**Task objective:** Return each line of the records with nothing changed, pictures excepted.

**Input rows:**
####################

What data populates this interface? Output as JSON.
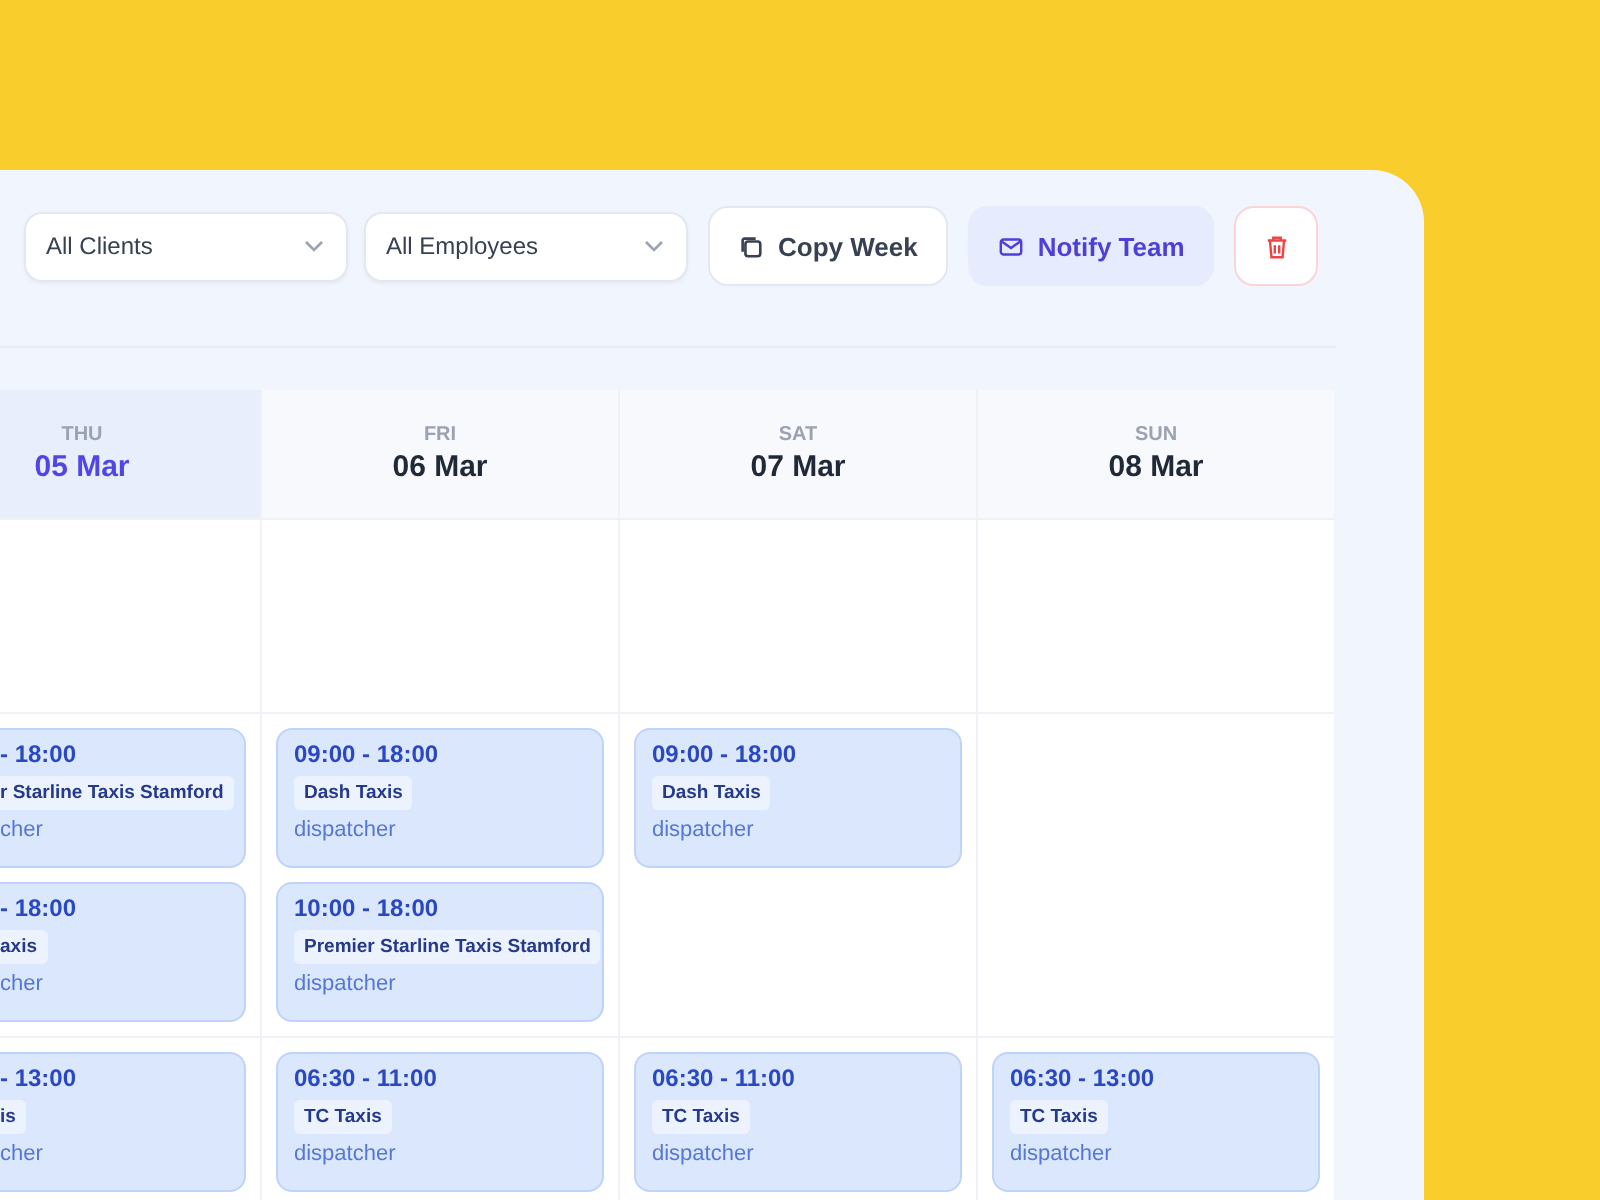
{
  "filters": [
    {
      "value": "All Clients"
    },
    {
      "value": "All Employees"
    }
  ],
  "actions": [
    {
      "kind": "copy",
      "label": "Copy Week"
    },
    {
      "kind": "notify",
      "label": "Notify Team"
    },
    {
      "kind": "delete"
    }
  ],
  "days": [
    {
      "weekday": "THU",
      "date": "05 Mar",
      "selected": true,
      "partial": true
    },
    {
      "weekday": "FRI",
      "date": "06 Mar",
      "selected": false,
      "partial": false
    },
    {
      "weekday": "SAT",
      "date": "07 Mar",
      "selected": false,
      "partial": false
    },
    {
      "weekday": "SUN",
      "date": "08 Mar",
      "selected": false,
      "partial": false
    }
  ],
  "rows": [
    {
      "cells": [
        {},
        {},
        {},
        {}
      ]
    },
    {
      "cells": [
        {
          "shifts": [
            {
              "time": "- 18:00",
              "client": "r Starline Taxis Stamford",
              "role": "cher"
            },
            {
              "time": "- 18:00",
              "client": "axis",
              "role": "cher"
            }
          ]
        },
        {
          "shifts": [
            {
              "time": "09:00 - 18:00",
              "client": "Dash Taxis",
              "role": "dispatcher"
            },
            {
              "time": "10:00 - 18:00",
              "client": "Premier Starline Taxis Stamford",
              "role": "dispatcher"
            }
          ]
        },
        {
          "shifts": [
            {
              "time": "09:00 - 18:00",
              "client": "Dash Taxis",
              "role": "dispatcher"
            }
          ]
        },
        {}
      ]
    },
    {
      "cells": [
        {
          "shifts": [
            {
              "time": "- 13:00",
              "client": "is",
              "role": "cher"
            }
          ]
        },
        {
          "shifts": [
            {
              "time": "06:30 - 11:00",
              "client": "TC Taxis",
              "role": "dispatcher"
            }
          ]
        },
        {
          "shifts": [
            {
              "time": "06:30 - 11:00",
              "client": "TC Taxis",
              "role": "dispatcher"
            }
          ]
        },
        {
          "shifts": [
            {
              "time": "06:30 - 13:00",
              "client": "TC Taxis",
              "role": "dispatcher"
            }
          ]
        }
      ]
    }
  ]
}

####################

**Task solution:**
What data populates this interface? Output as JSON.
{
  "filters": [
    {
      "value": "All Clients"
    },
    {
      "value": "All Employees"
    }
  ],
  "actions": [
    {
      "kind": "copy",
      "label": "Copy Week"
    },
    {
      "kind": "notify",
      "label": "Notify Team"
    },
    {
      "kind": "delete"
    }
  ],
  "days": [
    {
      "weekday": "THU",
      "date": "05 Mar",
      "selected": true,
      "partial": true
    },
    {
      "weekday": "FRI",
      "date": "06 Mar",
      "selected": false,
      "partial": false
    },
    {
      "weekday": "SAT",
      "date": "07 Mar",
      "selected": false,
      "partial": false
    },
    {
      "weekday": "SUN",
      "date": "08 Mar",
      "selected": false,
      "partial": false
    }
  ],
  "rows": [
    {
      "cells": [
        {},
        {},
        {},
        {}
      ]
    },
    {
      "cells": [
        {
          "shifts": [
            {
              "time": "- 18:00",
              "client": "r Starline Taxis Stamford",
              "role": "cher"
            },
            {
              "time": "- 18:00",
              "client": "axis",
              "role": "cher"
            }
          ]
        },
        {
          "shifts": [
            {
              "time": "09:00 - 18:00",
              "client": "Dash Taxis",
              "role": "dispatcher"
            },
            {
              "time": "10:00 - 18:00",
              "client": "Premier Starline Taxis Stamford",
              "role": "dispatcher"
            }
          ]
        },
        {
          "shifts": [
            {
              "time": "09:00 - 18:00",
              "client": "Dash Taxis",
              "role": "dispatcher"
            }
          ]
        },
        {}
      ]
    },
    {
      "cells": [
        {
          "shifts": [
            {
              "time": "- 13:00",
              "client": "is",
              "role": "cher"
            }
          ]
        },
        {
          "shifts": [
            {
              "time": "06:30 - 11:00",
              "client": "TC Taxis",
              "role": "dispatcher"
            }
          ]
        },
        {
          "shifts": [
            {
              "time": "06:30 - 11:00",
              "client": "TC Taxis",
              "role": "dispatcher"
            }
          ]
        },
        {
          "shifts": [
            {
              "time": "06:30 - 13:00",
              "client": "TC Taxis",
              "role": "dispatcher"
            }
          ]
        }
      ]
    }
  ]
}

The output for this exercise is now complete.